▸ **To be done**: The records below are to be copied word for word, with every picture left out.

(Figure record listings)
--------------------------------------------------

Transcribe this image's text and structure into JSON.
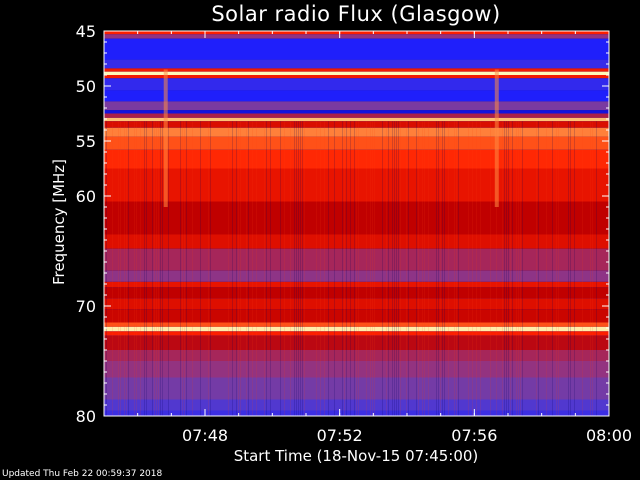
{
  "title": "Solar radio Flux (Glasgow)",
  "footer": "Updated Thu Feb 22 00:59:37 2018",
  "chart_data": {
    "type": "heatmap",
    "title": "Solar radio Flux (Glasgow)",
    "xlabel": "Start Time (18-Nov-15 07:45:00)",
    "ylabel": "Frequency [MHz]",
    "x_range": [
      "07:45",
      "08:00"
    ],
    "y_range": [
      45,
      80
    ],
    "y_inverted": true,
    "x_ticks": [
      "07:48",
      "07:52",
      "07:56",
      "08:00"
    ],
    "y_ticks": [
      45,
      50,
      55,
      60,
      70,
      80
    ],
    "colormap": [
      "#0000a0",
      "#2020ff",
      "#6040c0",
      "#a03070",
      "#c00000",
      "#ff2000",
      "#ff6020",
      "#ffb060",
      "#ffffc0"
    ],
    "frequency_bands": [
      {
        "from": 45.0,
        "to": 45.3,
        "level": 0.62
      },
      {
        "from": 45.3,
        "to": 45.7,
        "level": 0.35
      },
      {
        "from": 45.7,
        "to": 47.6,
        "level": 0.12
      },
      {
        "from": 47.6,
        "to": 48.4,
        "level": 0.17
      },
      {
        "from": 48.4,
        "to": 48.7,
        "level": 0.6
      },
      {
        "from": 48.7,
        "to": 49.0,
        "level": 0.99
      },
      {
        "from": 49.0,
        "to": 49.3,
        "level": 0.6
      },
      {
        "from": 49.3,
        "to": 50.4,
        "level": 0.16
      },
      {
        "from": 50.4,
        "to": 51.4,
        "level": 0.12
      },
      {
        "from": 51.4,
        "to": 52.2,
        "level": 0.3
      },
      {
        "from": 52.2,
        "to": 52.5,
        "level": 0.08
      },
      {
        "from": 52.5,
        "to": 52.9,
        "level": 0.42
      },
      {
        "from": 52.9,
        "to": 53.2,
        "level": 0.9
      },
      {
        "from": 53.2,
        "to": 53.8,
        "level": 0.55
      },
      {
        "from": 53.8,
        "to": 54.6,
        "level": 0.8
      },
      {
        "from": 54.6,
        "to": 55.8,
        "level": 0.72
      },
      {
        "from": 55.8,
        "to": 57.5,
        "level": 0.64
      },
      {
        "from": 57.5,
        "to": 60.5,
        "level": 0.58
      },
      {
        "from": 60.5,
        "to": 63.5,
        "level": 0.5
      },
      {
        "from": 63.5,
        "to": 64.8,
        "level": 0.56
      },
      {
        "from": 64.8,
        "to": 66.8,
        "level": 0.4
      },
      {
        "from": 66.8,
        "to": 67.8,
        "level": 0.34
      },
      {
        "from": 67.8,
        "to": 68.3,
        "level": 0.58
      },
      {
        "from": 68.3,
        "to": 69.3,
        "level": 0.5
      },
      {
        "from": 69.3,
        "to": 70.3,
        "level": 0.56
      },
      {
        "from": 70.3,
        "to": 71.5,
        "level": 0.52
      },
      {
        "from": 71.5,
        "to": 71.9,
        "level": 0.72
      },
      {
        "from": 71.9,
        "to": 72.3,
        "level": 0.97
      },
      {
        "from": 72.3,
        "to": 72.7,
        "level": 0.62
      },
      {
        "from": 72.7,
        "to": 74.0,
        "level": 0.48
      },
      {
        "from": 74.0,
        "to": 75.0,
        "level": 0.4
      },
      {
        "from": 75.0,
        "to": 76.5,
        "level": 0.35
      },
      {
        "from": 76.5,
        "to": 78.5,
        "level": 0.29
      },
      {
        "from": 78.5,
        "to": 79.5,
        "level": 0.22
      },
      {
        "from": 79.5,
        "to": 80.0,
        "level": 0.18
      }
    ],
    "vertical_features": [
      {
        "time": "07:46:50",
        "level": 0.82,
        "from": 48.5,
        "to": 61.0
      },
      {
        "time": "07:56:40",
        "level": 0.82,
        "from": 48.5,
        "to": 61.0
      }
    ]
  }
}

--------------------------------------------------

▸ **Expected answer**:
Transcribe this image's text and structure into JSON.
{
  "title": "Solar radio Flux (Glasgow)",
  "footer": "Updated Thu Feb 22 00:59:37 2018",
  "chart_data": {
    "type": "heatmap",
    "title": "Solar radio Flux (Glasgow)",
    "xlabel": "Start Time (18-Nov-15 07:45:00)",
    "ylabel": "Frequency [MHz]",
    "x_range": [
      "07:45",
      "08:00"
    ],
    "y_range": [
      45,
      80
    ],
    "y_inverted": true,
    "x_ticks": [
      "07:48",
      "07:52",
      "07:56",
      "08:00"
    ],
    "y_ticks": [
      45,
      50,
      55,
      60,
      70,
      80
    ],
    "colormap": [
      "#0000a0",
      "#2020ff",
      "#6040c0",
      "#a03070",
      "#c00000",
      "#ff2000",
      "#ff6020",
      "#ffb060",
      "#ffffc0"
    ],
    "frequency_bands": [
      {
        "from": 45.0,
        "to": 45.3,
        "level": 0.62
      },
      {
        "from": 45.3,
        "to": 45.7,
        "level": 0.35
      },
      {
        "from": 45.7,
        "to": 47.6,
        "level": 0.12
      },
      {
        "from": 47.6,
        "to": 48.4,
        "level": 0.17
      },
      {
        "from": 48.4,
        "to": 48.7,
        "level": 0.6
      },
      {
        "from": 48.7,
        "to": 49.0,
        "level": 0.99
      },
      {
        "from": 49.0,
        "to": 49.3,
        "level": 0.6
      },
      {
        "from": 49.3,
        "to": 50.4,
        "level": 0.16
      },
      {
        "from": 50.4,
        "to": 51.4,
        "level": 0.12
      },
      {
        "from": 51.4,
        "to": 52.2,
        "level": 0.3
      },
      {
        "from": 52.2,
        "to": 52.5,
        "level": 0.08
      },
      {
        "from": 52.5,
        "to": 52.9,
        "level": 0.42
      },
      {
        "from": 52.9,
        "to": 53.2,
        "level": 0.9
      },
      {
        "from": 53.2,
        "to": 53.8,
        "level": 0.55
      },
      {
        "from": 53.8,
        "to": 54.6,
        "level": 0.8
      },
      {
        "from": 54.6,
        "to": 55.8,
        "level": 0.72
      },
      {
        "from": 55.8,
        "to": 57.5,
        "level": 0.64
      },
      {
        "from": 57.5,
        "to": 60.5,
        "level": 0.58
      },
      {
        "from": 60.5,
        "to": 63.5,
        "level": 0.5
      },
      {
        "from": 63.5,
        "to": 64.8,
        "level": 0.56
      },
      {
        "from": 64.8,
        "to": 66.8,
        "level": 0.4
      },
      {
        "from": 66.8,
        "to": 67.8,
        "level": 0.34
      },
      {
        "from": 67.8,
        "to": 68.3,
        "level": 0.58
      },
      {
        "from": 68.3,
        "to": 69.3,
        "level": 0.5
      },
      {
        "from": 69.3,
        "to": 70.3,
        "level": 0.56
      },
      {
        "from": 70.3,
        "to": 71.5,
        "level": 0.52
      },
      {
        "from": 71.5,
        "to": 71.9,
        "level": 0.72
      },
      {
        "from": 71.9,
        "to": 72.3,
        "level": 0.97
      },
      {
        "from": 72.3,
        "to": 72.7,
        "level": 0.62
      },
      {
        "from": 72.7,
        "to": 74.0,
        "level": 0.48
      },
      {
        "from": 74.0,
        "to": 75.0,
        "level": 0.4
      },
      {
        "from": 75.0,
        "to": 76.5,
        "level": 0.35
      },
      {
        "from": 76.5,
        "to": 78.5,
        "level": 0.29
      },
      {
        "from": 78.5,
        "to": 79.5,
        "level": 0.22
      },
      {
        "from": 79.5,
        "to": 80.0,
        "level": 0.18
      }
    ],
    "vertical_features": [
      {
        "time": "07:46:50",
        "level": 0.82,
        "from": 48.5,
        "to": 61.0
      },
      {
        "time": "07:56:40",
        "level": 0.82,
        "from": 48.5,
        "to": 61.0
      }
    ]
  }
}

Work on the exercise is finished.